RECORD SET
____
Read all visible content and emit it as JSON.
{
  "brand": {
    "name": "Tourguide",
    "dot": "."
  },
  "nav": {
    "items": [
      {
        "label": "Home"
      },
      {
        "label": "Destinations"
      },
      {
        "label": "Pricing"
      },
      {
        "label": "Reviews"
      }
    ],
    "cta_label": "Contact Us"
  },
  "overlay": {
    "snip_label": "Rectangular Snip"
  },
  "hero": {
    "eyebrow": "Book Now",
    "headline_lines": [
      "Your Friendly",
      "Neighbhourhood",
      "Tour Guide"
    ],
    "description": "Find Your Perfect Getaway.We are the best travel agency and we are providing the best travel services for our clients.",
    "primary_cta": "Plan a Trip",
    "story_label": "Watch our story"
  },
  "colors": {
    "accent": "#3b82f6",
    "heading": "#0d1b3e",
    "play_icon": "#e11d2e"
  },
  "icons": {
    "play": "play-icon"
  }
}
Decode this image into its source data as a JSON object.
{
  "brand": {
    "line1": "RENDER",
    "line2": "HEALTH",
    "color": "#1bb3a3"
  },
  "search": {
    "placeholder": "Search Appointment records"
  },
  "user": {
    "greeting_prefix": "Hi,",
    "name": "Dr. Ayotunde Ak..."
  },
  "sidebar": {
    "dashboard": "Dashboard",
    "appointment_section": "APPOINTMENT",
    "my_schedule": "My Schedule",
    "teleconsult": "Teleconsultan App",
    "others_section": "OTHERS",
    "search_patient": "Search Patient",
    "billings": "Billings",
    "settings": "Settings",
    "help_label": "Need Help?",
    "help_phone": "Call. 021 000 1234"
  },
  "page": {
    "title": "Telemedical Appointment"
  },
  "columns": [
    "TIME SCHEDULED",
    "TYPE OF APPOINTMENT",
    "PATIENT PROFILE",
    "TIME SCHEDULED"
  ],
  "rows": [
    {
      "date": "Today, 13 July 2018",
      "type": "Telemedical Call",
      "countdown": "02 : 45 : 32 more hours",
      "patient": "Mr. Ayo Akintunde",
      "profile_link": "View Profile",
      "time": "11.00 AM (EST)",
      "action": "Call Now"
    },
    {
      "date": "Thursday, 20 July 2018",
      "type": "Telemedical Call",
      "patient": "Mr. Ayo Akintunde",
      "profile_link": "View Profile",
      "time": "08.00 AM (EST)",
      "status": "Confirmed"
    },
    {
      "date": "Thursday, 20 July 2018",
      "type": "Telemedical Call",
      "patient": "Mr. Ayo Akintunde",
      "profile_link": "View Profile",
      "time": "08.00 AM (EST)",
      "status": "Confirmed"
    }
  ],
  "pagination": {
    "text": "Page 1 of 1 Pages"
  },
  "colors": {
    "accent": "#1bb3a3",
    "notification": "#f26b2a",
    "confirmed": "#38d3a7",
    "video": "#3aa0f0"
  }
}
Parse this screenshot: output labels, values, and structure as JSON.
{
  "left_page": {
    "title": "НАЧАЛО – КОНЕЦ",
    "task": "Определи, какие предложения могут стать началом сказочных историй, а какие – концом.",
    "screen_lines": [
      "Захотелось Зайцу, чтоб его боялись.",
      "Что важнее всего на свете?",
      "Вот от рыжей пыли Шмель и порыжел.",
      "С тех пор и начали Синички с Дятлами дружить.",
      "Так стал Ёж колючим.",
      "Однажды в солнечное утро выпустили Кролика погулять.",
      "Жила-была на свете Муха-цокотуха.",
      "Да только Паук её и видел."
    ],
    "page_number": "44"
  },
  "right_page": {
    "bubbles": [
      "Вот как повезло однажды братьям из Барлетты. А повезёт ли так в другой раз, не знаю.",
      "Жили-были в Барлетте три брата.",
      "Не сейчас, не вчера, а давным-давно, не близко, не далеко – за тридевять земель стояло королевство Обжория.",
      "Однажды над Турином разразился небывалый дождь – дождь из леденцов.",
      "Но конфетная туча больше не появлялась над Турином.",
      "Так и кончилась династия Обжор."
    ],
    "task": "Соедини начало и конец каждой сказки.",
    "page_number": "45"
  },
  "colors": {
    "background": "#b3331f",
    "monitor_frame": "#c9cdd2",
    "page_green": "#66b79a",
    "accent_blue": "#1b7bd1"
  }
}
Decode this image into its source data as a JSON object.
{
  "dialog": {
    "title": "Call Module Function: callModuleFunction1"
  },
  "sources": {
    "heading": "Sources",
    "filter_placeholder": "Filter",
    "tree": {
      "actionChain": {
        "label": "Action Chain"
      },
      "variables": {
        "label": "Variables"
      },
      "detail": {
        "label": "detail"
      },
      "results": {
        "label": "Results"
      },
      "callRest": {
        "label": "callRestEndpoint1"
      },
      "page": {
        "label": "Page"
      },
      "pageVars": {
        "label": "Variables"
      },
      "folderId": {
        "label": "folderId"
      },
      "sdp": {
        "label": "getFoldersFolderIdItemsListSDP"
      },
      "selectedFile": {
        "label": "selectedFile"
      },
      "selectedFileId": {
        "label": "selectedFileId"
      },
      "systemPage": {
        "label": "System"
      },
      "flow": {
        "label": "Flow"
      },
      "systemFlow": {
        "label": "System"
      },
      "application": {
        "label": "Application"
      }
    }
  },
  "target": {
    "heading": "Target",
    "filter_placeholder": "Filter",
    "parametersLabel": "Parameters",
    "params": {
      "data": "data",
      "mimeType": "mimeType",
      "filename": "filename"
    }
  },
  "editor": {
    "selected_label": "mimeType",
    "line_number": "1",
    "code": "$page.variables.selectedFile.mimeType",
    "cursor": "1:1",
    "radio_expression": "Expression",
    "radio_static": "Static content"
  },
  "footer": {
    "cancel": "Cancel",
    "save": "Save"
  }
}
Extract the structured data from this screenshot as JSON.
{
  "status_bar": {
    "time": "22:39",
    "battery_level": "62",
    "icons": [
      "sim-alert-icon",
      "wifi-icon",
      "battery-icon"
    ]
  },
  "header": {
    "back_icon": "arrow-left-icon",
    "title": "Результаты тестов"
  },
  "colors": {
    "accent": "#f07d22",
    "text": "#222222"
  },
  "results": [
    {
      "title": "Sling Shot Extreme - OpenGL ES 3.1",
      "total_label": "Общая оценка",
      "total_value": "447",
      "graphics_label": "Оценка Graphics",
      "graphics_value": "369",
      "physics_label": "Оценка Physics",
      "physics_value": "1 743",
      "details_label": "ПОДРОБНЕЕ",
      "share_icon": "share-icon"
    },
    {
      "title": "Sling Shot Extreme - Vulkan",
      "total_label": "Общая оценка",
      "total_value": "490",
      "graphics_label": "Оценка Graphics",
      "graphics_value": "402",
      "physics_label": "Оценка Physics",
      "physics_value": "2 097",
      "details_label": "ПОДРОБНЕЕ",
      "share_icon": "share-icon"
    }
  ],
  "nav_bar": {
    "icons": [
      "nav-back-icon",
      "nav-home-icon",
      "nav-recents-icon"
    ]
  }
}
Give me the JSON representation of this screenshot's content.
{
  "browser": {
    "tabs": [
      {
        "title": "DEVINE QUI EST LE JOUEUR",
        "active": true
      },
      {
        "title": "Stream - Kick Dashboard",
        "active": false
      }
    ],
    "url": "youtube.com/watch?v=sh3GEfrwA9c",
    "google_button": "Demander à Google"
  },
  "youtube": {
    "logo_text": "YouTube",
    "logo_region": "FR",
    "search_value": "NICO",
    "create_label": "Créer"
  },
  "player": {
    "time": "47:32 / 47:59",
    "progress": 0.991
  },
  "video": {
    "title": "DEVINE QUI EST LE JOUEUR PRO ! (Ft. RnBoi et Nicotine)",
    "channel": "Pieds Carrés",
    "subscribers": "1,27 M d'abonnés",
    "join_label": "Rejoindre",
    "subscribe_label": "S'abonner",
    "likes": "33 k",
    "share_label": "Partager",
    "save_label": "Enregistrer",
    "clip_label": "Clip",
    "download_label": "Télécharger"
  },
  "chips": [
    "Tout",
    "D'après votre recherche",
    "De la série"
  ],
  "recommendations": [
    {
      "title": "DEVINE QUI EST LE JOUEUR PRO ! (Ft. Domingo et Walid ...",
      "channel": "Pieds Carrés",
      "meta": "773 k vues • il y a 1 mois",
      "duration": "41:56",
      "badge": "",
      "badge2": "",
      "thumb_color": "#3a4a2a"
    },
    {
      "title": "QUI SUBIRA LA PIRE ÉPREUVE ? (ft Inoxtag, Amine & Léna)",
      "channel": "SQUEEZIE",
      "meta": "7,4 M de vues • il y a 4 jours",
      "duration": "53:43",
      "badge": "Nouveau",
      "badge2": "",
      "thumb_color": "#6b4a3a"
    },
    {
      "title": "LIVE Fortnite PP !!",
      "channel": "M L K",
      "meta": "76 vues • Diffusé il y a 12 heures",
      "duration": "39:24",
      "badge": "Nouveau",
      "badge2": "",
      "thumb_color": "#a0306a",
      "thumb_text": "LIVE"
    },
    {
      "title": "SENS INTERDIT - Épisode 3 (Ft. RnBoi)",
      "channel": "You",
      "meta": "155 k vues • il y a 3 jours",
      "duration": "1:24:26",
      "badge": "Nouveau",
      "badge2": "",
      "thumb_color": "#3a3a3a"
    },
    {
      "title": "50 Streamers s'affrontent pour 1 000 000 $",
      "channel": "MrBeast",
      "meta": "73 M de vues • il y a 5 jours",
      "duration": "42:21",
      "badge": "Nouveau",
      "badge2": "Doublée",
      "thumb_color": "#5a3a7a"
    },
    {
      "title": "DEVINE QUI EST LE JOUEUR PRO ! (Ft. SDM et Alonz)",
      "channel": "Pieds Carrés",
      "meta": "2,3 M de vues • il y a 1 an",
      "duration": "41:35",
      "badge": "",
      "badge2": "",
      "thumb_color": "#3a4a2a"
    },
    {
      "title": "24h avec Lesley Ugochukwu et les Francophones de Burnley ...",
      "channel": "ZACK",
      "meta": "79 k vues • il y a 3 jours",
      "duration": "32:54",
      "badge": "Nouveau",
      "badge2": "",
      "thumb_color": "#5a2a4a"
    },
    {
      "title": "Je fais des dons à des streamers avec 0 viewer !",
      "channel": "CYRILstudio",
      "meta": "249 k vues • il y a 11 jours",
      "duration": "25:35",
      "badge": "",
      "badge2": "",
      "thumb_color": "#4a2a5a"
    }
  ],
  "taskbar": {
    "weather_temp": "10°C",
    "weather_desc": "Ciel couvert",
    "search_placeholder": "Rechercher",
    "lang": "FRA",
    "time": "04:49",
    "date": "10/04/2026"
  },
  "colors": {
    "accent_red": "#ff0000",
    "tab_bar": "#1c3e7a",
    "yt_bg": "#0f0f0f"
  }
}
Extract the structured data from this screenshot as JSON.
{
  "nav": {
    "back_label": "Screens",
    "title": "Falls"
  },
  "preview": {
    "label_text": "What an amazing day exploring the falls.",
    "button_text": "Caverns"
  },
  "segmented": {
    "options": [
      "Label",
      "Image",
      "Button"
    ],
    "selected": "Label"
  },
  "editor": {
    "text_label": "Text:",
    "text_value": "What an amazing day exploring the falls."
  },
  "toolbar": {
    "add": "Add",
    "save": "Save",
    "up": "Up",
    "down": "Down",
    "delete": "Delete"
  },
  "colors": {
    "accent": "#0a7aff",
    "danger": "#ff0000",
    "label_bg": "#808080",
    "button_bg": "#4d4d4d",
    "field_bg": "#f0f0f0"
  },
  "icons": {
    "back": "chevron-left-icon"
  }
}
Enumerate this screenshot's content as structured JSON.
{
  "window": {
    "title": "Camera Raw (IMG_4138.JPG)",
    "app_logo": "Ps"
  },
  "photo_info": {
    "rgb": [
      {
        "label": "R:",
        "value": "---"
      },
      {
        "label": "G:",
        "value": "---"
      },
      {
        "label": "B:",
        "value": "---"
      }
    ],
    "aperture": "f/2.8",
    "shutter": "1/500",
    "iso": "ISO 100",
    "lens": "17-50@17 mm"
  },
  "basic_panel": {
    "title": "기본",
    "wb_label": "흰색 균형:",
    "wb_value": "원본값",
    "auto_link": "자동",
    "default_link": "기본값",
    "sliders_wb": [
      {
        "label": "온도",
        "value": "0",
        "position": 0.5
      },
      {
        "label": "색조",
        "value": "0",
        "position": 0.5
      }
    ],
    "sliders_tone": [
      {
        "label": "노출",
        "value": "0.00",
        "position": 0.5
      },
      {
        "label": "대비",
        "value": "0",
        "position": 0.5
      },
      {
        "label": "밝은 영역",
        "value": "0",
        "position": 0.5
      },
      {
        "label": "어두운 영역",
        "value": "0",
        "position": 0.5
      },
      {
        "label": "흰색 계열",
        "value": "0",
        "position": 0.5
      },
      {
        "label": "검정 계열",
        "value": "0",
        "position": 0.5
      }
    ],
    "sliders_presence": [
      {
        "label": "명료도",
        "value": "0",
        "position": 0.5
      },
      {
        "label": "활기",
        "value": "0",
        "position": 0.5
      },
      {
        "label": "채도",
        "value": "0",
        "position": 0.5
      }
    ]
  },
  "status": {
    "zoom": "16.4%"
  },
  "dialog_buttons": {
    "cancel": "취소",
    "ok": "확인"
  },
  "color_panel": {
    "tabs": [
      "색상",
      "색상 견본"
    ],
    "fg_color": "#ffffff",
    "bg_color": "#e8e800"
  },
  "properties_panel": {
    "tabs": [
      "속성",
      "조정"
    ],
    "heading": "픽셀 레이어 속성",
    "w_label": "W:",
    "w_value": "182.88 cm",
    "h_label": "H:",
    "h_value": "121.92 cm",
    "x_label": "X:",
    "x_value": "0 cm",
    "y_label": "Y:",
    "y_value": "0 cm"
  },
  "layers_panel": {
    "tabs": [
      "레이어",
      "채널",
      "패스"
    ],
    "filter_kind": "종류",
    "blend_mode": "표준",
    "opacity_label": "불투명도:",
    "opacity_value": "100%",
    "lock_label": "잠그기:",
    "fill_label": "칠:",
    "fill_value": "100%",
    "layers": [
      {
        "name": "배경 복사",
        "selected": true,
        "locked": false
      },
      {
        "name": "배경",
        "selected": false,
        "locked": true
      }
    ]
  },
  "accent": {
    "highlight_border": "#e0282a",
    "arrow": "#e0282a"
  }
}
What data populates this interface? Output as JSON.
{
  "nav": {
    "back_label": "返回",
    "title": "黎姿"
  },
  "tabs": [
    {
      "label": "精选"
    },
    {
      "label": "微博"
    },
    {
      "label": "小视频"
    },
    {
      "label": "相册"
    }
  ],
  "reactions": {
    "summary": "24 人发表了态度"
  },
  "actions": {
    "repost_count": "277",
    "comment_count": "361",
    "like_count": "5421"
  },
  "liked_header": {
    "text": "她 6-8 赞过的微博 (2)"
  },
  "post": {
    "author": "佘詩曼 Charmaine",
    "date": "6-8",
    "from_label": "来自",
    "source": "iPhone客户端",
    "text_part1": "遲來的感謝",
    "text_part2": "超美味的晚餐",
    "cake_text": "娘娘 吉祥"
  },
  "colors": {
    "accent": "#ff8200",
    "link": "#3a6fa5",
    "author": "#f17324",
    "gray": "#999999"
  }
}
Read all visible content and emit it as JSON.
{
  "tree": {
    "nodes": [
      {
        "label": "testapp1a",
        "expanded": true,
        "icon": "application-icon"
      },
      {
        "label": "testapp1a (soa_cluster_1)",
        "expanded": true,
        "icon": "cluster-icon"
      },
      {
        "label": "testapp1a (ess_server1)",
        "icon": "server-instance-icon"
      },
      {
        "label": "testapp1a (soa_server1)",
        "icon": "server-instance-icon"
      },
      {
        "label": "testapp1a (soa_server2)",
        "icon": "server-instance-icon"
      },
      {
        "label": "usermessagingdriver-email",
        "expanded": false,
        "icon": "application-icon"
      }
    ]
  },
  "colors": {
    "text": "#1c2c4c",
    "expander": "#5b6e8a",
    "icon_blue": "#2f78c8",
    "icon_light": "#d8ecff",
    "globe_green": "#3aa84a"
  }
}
____
EXERCISE INSTRUCTIONS
Gather, from the listing above, every line carrying the word "false".

CORRECT RESPONSE
        "active": false
        "locked": false
        "selected": false,
        "expanded": false,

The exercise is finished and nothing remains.